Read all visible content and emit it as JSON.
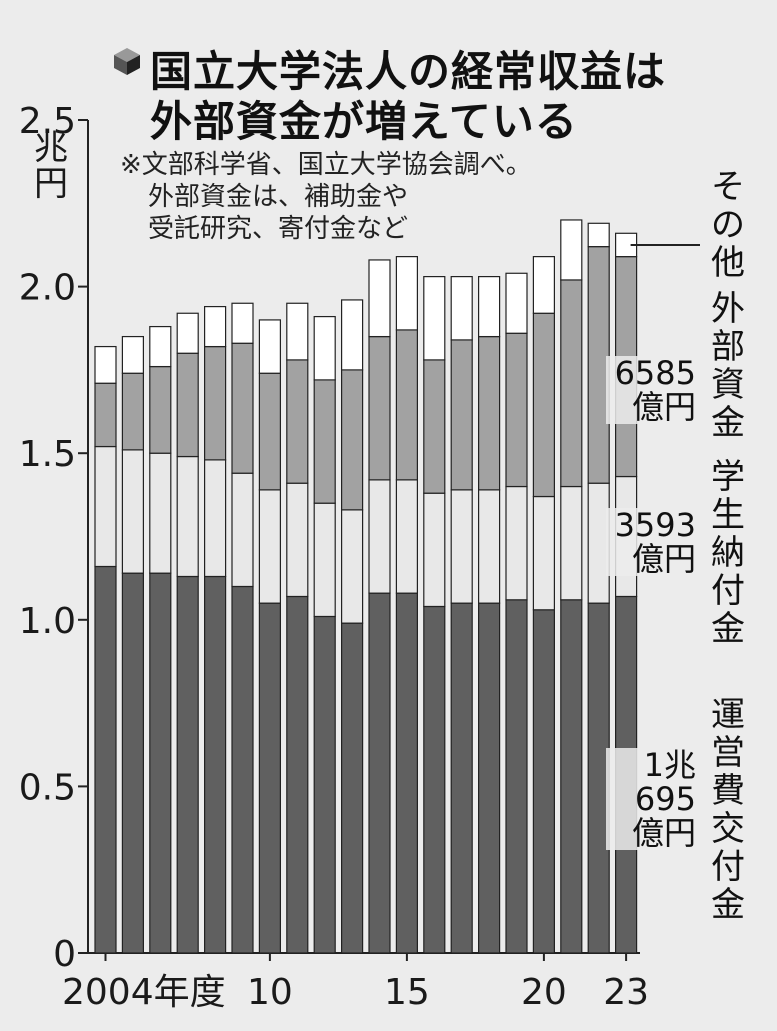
{
  "title": {
    "line1": "国立大学法人の経常収益は",
    "line2": "外部資金が増えている"
  },
  "note": {
    "line1": "※文部科学省、国立大学協会調べ。",
    "line2": "外部資金は、補助金や",
    "line3": "受託研究、寄付金など"
  },
  "colors": {
    "運営費交付金": "#606060",
    "学生納付金": "#e8e8e8",
    "外部資金": "#a2a2a2",
    "その他": "#ffffff"
  },
  "chart_data": {
    "type": "bar",
    "stacked": true,
    "y_unit": "兆円",
    "ylim": [
      0,
      2.5
    ],
    "y_ticks": [
      "0",
      "0.5",
      "1.0",
      "1.5",
      "2.0",
      "2.5"
    ],
    "x_tick_labels": [
      "2004年度",
      "10",
      "15",
      "20",
      "23"
    ],
    "categories": [
      "2004",
      "2005",
      "2006",
      "2007",
      "2008",
      "2009",
      "2010",
      "2011",
      "2012",
      "2013",
      "2014",
      "2015",
      "2016",
      "2017",
      "2018",
      "2019",
      "2020",
      "2021",
      "2022",
      "2023"
    ],
    "series": [
      {
        "name": "運営費交付金",
        "values": [
          1.16,
          1.14,
          1.14,
          1.13,
          1.13,
          1.1,
          1.05,
          1.07,
          1.01,
          0.99,
          1.08,
          1.08,
          1.04,
          1.05,
          1.05,
          1.06,
          1.03,
          1.06,
          1.05,
          1.07
        ]
      },
      {
        "name": "学生納付金",
        "values": [
          0.36,
          0.37,
          0.36,
          0.36,
          0.35,
          0.34,
          0.34,
          0.34,
          0.34,
          0.34,
          0.34,
          0.34,
          0.34,
          0.34,
          0.34,
          0.34,
          0.34,
          0.34,
          0.36,
          0.36
        ]
      },
      {
        "name": "外部資金",
        "values": [
          0.19,
          0.23,
          0.26,
          0.31,
          0.34,
          0.39,
          0.35,
          0.37,
          0.37,
          0.42,
          0.43,
          0.45,
          0.4,
          0.45,
          0.46,
          0.46,
          0.55,
          0.62,
          0.71,
          0.66
        ]
      },
      {
        "name": "その他",
        "values": [
          0.11,
          0.11,
          0.12,
          0.12,
          0.12,
          0.12,
          0.16,
          0.17,
          0.19,
          0.21,
          0.23,
          0.22,
          0.25,
          0.19,
          0.18,
          0.18,
          0.17,
          0.18,
          0.07,
          0.07
        ]
      }
    ],
    "series_labels": {
      "運営費交付金": "運営費交付金",
      "学生納付金": "学生納付金",
      "外部資金": "外部資金",
      "その他": "その他"
    },
    "annotations": {
      "外部資金": [
        "6585",
        "億円"
      ],
      "学生納付金": [
        "3593",
        "億円"
      ],
      "運営費交付金": [
        "1兆",
        "695",
        "億円"
      ]
    }
  }
}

....................

Select every line in the material above where the string "学生納付金" occurs, and copy it.

Result of this exercise:
    "学生納付金": "#e8e8e8",
        "name": "学生納付金",
      "学生納付金": "学生納付金",
      "学生納付金": [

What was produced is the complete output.